Task details
Extract every line that includes the string "title".

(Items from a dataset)
◆ ◆ ◆ ◆ ◆
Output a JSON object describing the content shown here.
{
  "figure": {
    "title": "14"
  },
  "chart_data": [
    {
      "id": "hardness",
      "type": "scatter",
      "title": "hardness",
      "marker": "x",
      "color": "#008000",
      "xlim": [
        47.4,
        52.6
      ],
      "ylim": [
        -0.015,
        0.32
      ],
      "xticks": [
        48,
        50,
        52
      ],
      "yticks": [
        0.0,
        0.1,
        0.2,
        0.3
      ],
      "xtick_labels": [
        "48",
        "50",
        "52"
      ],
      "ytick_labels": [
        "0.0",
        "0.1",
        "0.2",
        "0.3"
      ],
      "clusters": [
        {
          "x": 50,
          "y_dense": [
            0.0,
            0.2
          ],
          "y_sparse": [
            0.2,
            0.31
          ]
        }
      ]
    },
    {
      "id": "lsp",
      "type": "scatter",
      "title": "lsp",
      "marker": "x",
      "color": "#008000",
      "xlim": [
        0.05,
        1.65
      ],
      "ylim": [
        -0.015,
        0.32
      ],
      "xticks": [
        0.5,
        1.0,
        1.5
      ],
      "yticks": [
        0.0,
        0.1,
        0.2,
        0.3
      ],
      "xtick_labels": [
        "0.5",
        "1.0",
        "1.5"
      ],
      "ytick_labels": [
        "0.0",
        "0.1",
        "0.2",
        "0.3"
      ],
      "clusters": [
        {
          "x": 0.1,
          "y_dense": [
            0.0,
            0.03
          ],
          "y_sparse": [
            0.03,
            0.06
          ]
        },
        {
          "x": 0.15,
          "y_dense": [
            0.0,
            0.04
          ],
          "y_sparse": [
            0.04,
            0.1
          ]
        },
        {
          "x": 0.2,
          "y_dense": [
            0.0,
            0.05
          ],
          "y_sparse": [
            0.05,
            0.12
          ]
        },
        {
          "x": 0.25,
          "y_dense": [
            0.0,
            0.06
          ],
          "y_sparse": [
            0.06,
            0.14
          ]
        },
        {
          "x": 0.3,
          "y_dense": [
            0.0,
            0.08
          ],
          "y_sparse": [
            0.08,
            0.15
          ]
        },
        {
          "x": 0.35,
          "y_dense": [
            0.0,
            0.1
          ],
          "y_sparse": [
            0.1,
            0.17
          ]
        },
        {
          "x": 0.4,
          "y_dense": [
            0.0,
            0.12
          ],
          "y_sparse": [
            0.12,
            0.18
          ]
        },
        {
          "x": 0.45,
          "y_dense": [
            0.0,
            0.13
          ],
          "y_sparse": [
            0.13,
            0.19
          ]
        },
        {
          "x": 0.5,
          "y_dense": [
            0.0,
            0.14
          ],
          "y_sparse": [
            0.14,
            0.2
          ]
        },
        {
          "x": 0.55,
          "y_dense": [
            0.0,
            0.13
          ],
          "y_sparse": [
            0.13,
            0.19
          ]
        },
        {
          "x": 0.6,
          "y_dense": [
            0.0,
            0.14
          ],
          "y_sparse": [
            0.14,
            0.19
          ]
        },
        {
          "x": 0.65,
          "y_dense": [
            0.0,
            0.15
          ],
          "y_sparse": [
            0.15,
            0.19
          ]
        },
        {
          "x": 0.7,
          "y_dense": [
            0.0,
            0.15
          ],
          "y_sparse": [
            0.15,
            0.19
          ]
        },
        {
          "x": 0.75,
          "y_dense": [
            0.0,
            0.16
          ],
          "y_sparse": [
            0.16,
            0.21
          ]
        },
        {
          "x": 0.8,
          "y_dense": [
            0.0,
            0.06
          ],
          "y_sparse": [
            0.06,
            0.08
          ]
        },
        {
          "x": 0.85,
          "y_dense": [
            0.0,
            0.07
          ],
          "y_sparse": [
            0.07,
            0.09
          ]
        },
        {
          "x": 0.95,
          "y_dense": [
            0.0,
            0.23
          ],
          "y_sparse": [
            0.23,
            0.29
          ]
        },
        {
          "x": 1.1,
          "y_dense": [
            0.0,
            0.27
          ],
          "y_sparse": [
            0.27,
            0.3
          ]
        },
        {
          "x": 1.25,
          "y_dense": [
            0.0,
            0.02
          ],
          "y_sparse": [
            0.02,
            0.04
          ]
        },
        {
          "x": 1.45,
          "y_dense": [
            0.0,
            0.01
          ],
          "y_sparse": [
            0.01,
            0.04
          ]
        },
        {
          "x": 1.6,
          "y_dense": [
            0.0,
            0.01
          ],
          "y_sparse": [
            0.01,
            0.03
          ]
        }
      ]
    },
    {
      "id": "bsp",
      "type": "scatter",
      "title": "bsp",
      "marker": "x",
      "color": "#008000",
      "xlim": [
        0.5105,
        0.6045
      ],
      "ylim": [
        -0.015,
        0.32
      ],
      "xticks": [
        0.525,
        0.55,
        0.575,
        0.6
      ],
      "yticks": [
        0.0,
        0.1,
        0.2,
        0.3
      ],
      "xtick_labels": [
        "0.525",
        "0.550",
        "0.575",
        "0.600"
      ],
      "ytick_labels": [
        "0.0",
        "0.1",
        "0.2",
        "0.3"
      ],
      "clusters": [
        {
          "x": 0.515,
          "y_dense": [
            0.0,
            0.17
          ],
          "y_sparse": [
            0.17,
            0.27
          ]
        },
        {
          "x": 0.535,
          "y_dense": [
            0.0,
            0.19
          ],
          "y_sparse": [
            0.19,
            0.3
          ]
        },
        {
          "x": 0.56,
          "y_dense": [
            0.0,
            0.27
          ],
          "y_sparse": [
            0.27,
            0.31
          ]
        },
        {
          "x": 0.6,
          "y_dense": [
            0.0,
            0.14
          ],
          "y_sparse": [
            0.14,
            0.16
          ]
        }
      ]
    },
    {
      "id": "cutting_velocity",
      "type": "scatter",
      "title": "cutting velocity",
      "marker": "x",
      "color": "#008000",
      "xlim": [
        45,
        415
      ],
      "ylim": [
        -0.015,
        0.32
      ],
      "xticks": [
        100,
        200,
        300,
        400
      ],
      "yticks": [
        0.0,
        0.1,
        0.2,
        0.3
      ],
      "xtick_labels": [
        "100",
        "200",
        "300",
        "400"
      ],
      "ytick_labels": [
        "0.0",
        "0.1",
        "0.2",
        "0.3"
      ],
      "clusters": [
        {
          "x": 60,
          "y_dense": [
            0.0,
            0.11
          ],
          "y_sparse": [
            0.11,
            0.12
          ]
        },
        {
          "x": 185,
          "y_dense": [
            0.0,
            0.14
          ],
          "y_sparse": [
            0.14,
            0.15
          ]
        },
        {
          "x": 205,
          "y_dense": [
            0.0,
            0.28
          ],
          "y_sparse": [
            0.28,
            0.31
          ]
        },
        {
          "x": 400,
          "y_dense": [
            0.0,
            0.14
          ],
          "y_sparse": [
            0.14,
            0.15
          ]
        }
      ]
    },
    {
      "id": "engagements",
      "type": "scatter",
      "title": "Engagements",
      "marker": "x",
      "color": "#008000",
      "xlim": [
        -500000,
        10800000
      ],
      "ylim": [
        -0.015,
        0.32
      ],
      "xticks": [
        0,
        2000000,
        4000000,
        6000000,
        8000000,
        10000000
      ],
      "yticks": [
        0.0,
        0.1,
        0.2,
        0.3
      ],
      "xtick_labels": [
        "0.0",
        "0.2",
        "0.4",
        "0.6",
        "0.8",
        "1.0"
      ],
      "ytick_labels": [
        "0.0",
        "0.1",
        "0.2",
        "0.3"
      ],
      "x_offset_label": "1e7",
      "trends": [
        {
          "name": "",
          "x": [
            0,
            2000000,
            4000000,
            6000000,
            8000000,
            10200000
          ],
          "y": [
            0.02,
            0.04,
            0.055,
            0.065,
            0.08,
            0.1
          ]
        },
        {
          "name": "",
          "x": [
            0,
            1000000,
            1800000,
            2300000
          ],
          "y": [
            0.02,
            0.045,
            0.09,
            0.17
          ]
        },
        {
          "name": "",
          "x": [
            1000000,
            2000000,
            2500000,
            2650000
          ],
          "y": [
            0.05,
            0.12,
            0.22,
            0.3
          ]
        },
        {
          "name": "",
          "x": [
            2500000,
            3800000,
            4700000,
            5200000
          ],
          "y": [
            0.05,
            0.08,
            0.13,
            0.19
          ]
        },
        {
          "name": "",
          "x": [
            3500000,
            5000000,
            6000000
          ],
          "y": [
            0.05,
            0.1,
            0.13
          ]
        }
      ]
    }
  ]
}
◆ ◆ ◆ ◆ ◆
Exercise result
    "title": "14"
      "title": "hardness",
      "title": "lsp",
      "title": "bsp",
      "title": "cutting velocity",
      "title": "Engagements",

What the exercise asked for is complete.